Challenge
In the listing that follows, how many lines contain "关闭Producer实例"? Give the number only.

Entries taken from a collection:
━━━━━━━━━━━━━━━━━━━━━━━━━━━━━━

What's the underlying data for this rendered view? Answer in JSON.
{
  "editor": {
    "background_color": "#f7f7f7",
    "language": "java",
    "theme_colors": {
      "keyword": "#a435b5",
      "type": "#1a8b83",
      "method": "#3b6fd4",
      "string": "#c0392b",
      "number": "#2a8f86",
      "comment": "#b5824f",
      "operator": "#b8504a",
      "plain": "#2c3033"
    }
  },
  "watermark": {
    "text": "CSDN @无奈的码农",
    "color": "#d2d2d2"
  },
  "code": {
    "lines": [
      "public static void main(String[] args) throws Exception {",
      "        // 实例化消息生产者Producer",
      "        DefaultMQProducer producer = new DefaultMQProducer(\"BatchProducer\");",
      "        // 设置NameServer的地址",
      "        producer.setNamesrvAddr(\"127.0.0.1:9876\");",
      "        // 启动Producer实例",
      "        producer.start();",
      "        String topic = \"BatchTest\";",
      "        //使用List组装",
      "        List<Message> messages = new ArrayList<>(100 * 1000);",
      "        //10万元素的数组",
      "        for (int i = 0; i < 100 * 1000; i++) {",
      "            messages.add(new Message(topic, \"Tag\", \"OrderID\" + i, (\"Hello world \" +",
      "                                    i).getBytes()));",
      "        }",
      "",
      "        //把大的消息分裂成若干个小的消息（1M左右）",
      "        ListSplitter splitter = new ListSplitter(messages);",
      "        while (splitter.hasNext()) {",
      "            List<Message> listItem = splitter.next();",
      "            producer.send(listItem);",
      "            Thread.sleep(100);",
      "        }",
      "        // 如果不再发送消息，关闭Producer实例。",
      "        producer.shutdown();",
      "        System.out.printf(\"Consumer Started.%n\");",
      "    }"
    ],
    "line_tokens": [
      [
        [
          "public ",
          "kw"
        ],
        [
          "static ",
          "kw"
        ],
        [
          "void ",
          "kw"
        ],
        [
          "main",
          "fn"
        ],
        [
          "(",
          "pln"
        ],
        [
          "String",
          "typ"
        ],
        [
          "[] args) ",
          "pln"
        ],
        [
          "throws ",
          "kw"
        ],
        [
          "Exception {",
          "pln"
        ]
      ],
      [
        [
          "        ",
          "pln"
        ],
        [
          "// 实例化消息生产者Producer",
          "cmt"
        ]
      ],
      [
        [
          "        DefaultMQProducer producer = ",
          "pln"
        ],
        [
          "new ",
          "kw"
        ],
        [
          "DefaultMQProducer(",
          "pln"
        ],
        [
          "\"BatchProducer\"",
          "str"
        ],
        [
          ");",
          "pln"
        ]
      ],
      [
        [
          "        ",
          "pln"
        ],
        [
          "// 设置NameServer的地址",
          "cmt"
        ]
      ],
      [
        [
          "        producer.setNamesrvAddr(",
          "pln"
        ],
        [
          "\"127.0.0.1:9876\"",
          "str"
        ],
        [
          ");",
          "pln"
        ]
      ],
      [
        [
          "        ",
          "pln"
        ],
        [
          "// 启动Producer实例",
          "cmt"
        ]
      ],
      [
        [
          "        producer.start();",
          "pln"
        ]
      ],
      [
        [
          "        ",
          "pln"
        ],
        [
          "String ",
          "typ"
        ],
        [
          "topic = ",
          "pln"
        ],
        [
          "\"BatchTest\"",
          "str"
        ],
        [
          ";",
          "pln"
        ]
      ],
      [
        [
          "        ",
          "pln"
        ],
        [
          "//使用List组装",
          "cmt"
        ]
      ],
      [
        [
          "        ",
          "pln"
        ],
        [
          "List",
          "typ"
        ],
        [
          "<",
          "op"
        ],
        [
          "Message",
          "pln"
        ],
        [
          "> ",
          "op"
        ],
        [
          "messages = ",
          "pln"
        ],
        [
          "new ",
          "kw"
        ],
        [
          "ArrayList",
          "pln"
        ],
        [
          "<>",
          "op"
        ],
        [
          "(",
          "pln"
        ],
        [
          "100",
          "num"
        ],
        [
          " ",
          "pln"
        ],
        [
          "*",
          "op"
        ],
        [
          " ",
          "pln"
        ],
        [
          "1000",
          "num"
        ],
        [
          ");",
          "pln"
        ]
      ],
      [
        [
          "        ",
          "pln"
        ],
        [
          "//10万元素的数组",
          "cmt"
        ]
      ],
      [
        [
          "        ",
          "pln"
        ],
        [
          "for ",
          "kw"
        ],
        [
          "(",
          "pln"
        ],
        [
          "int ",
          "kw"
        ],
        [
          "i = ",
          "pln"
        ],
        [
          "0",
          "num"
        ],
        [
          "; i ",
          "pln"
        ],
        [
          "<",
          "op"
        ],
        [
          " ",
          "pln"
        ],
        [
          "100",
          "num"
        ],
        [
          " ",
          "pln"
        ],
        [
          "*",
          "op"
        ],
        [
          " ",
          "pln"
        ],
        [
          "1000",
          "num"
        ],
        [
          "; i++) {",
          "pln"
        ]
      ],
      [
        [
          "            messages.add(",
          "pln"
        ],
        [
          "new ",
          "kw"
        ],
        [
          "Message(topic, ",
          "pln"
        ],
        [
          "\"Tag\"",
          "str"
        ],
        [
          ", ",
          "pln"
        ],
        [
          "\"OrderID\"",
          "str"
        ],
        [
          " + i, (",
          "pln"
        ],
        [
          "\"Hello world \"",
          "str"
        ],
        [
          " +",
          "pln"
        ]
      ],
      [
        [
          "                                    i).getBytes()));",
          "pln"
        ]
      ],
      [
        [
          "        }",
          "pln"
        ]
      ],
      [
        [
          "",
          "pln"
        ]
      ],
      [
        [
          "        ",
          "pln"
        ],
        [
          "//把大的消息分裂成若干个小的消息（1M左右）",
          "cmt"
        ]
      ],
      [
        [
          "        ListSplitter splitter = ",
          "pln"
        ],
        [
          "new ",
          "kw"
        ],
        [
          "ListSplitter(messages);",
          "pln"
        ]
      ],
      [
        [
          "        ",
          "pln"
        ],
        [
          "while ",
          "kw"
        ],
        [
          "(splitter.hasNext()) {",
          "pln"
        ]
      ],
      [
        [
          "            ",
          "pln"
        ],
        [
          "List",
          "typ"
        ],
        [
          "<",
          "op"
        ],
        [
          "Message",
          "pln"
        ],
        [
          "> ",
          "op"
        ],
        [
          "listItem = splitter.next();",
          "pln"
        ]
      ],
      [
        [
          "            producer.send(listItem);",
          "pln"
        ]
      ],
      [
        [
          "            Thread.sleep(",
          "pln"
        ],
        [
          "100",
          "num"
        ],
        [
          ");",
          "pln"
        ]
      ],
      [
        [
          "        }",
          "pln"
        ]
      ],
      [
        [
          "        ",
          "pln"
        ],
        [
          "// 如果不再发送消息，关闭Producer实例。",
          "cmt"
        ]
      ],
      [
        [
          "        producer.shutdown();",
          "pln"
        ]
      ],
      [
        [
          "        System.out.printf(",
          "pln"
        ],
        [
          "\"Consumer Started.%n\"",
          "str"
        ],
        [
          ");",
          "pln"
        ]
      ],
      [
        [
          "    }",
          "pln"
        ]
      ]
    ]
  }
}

━━━━━━━━━━━━━━━━━━━━━━━━━━━━━━

Output for this task
2